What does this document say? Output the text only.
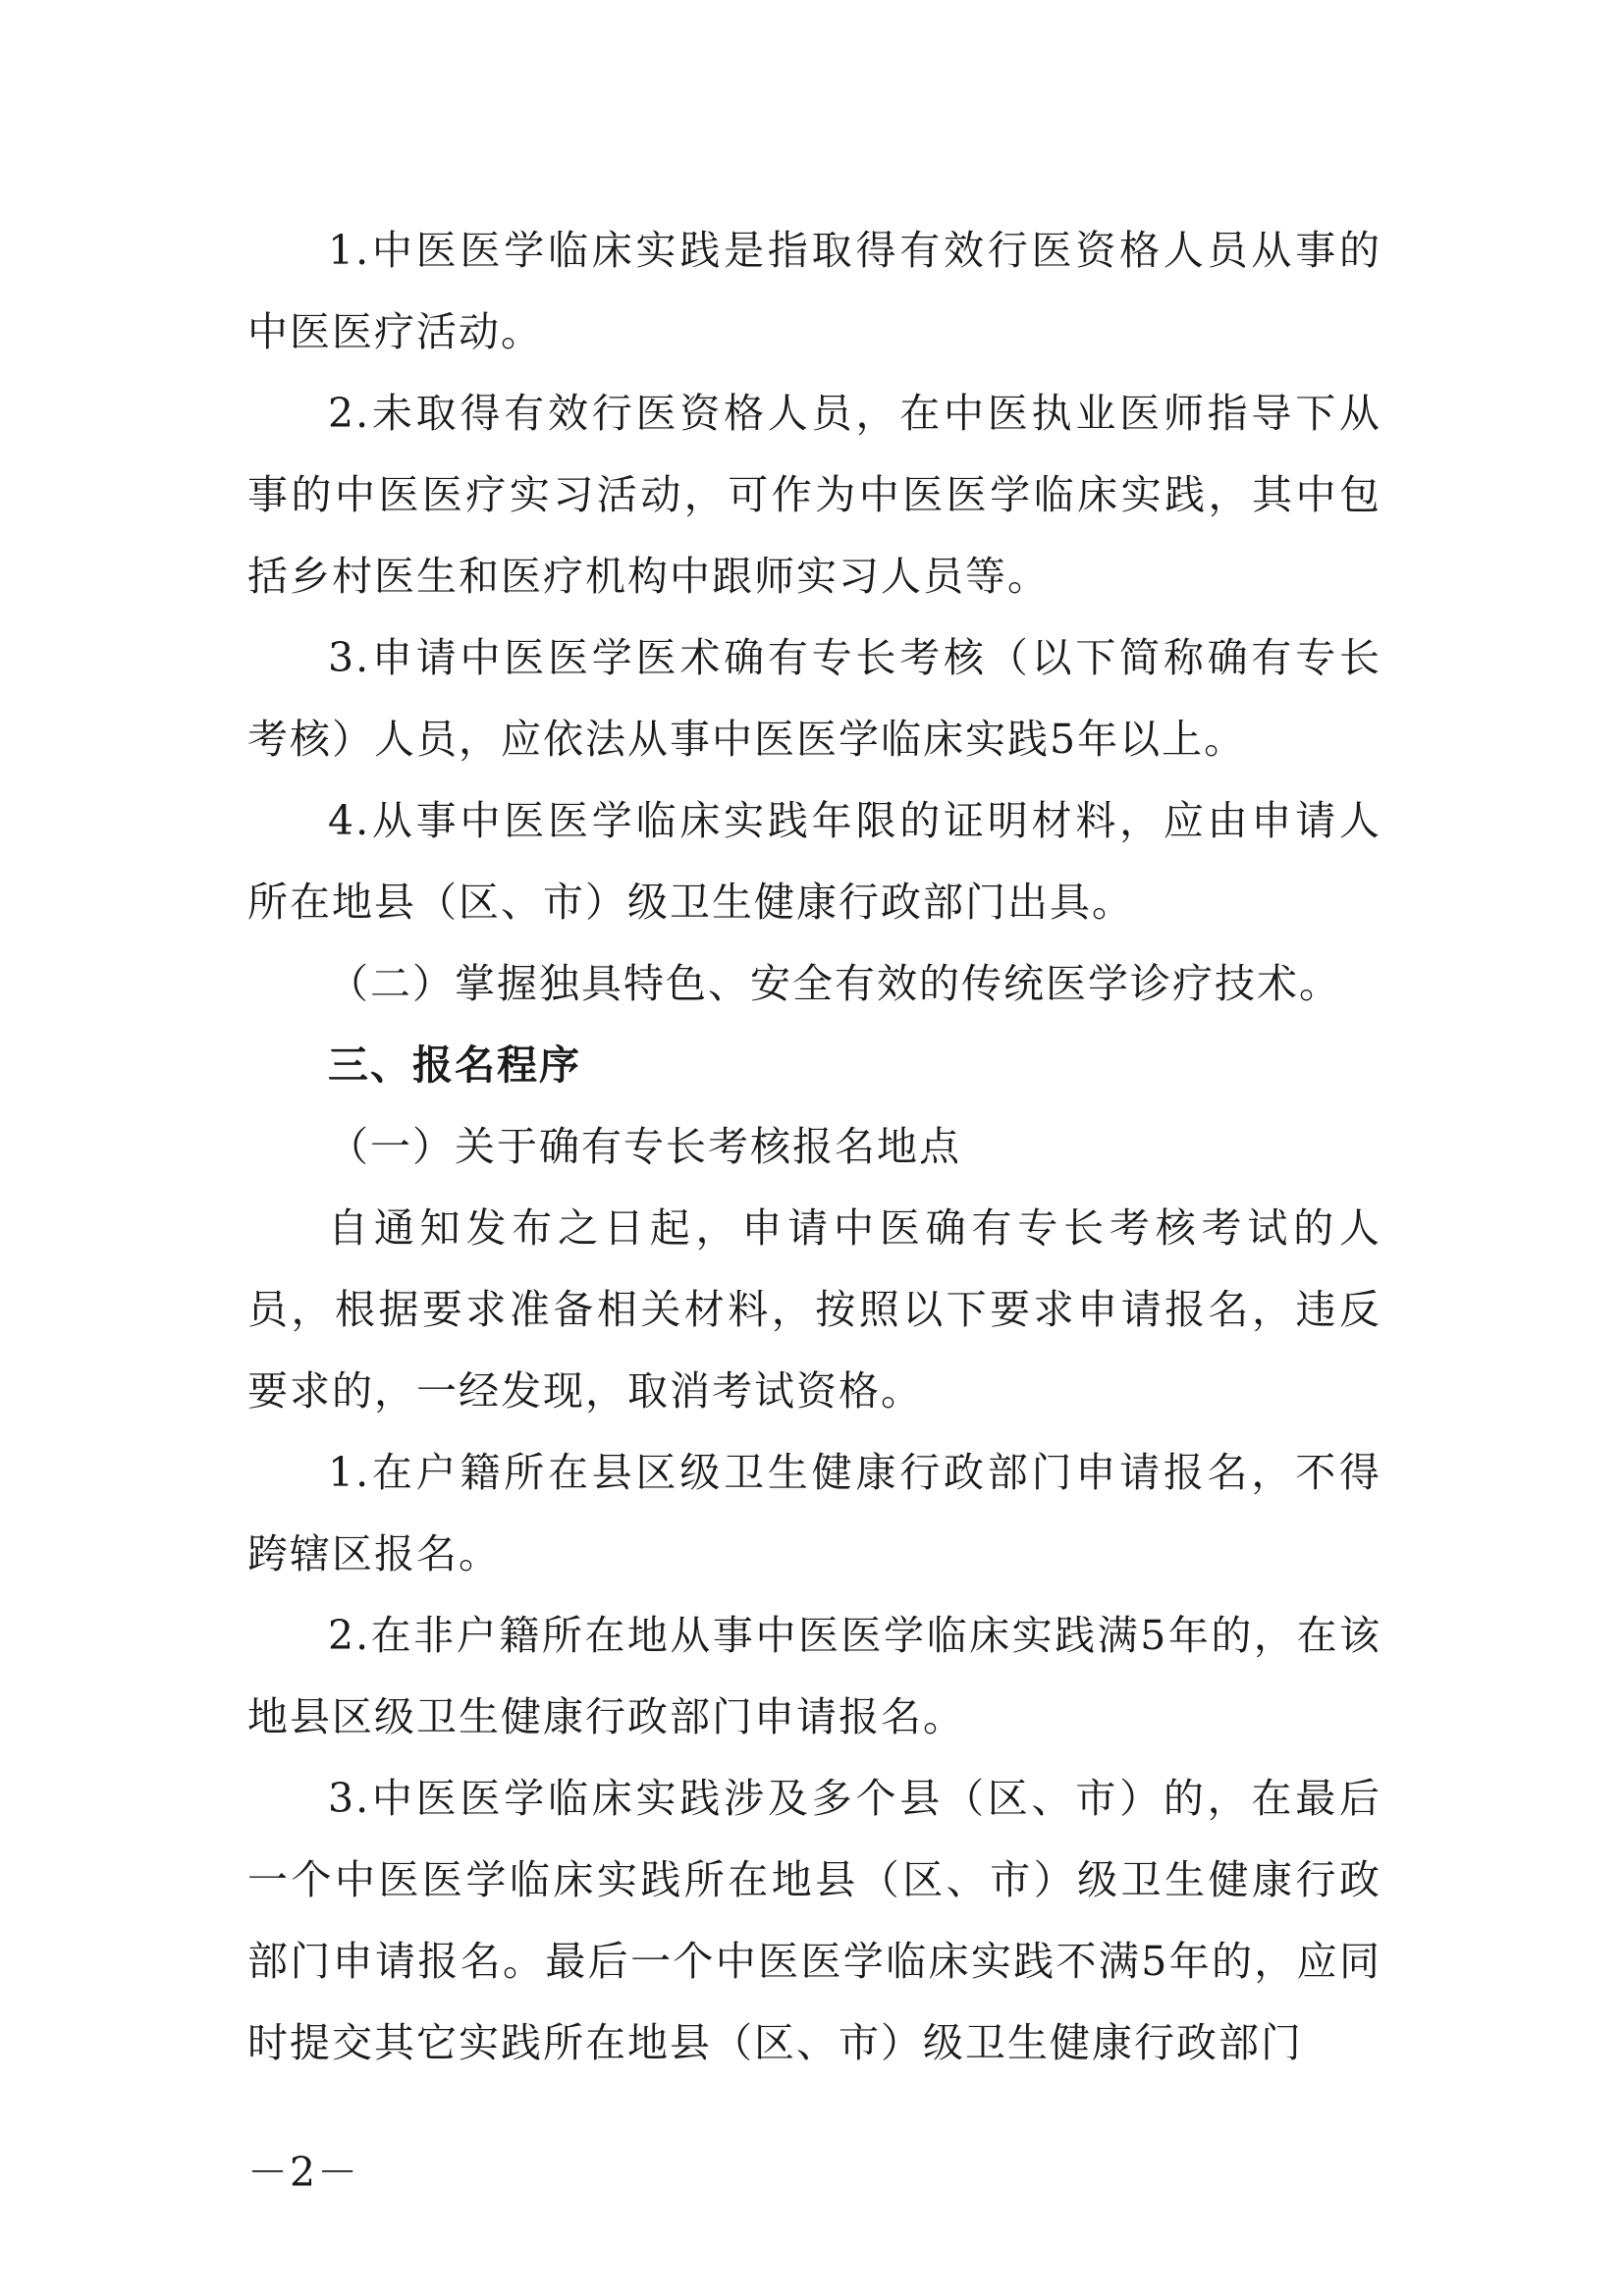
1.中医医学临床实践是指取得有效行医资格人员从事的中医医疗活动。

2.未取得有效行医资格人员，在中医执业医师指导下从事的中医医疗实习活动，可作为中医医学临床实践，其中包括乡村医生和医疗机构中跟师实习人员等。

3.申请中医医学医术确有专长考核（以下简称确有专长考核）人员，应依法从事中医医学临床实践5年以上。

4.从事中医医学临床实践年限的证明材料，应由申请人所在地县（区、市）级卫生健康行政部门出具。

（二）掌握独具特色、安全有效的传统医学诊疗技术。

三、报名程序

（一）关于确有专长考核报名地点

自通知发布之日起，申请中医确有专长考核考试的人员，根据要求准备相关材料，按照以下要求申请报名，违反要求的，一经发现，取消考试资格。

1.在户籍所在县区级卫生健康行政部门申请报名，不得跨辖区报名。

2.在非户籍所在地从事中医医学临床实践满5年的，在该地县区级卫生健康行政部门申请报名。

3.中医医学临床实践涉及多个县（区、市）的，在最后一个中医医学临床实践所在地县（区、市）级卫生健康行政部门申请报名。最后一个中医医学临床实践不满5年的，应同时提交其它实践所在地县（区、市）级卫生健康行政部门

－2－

---

**The task:**
Restate the data above word for word. Skip every picture.

**In response:**
What does this document say? Output the text only.
1.中医医学临床实践是指取得有效行医资格人员从事的中医医疗活动。

2.未取得有效行医资格人员，在中医执业医师指导下从事的中医医疗实习活动，可作为中医医学临床实践，其中包括乡村医生和医疗机构中跟师实习人员等。

3.申请中医医学医术确有专长考核（以下简称确有专长考核）人员，应依法从事中医医学临床实践5年以上。

4.从事中医医学临床实践年限的证明材料，应由申请人所在地县（区、市）级卫生健康行政部门出具。

（二）掌握独具特色、安全有效的传统医学诊疗技术。

三、报名程序

（一）关于确有专长考核报名地点

自通知发布之日起，申请中医确有专长考核考试的人员，根据要求准备相关材料，按照以下要求申请报名，违反要求的，一经发现，取消考试资格。

1.在户籍所在县区级卫生健康行政部门申请报名，不得跨辖区报名。

2.在非户籍所在地从事中医医学临床实践满5年的，在该地县区级卫生健康行政部门申请报名。

3.中医医学临床实践涉及多个县（区、市）的，在最后一个中医医学临床实践所在地县（区、市）级卫生健康行政部门申请报名。最后一个中医医学临床实践不满5年的，应同时提交其它实践所在地县（区、市）级卫生健康行政部门

－2－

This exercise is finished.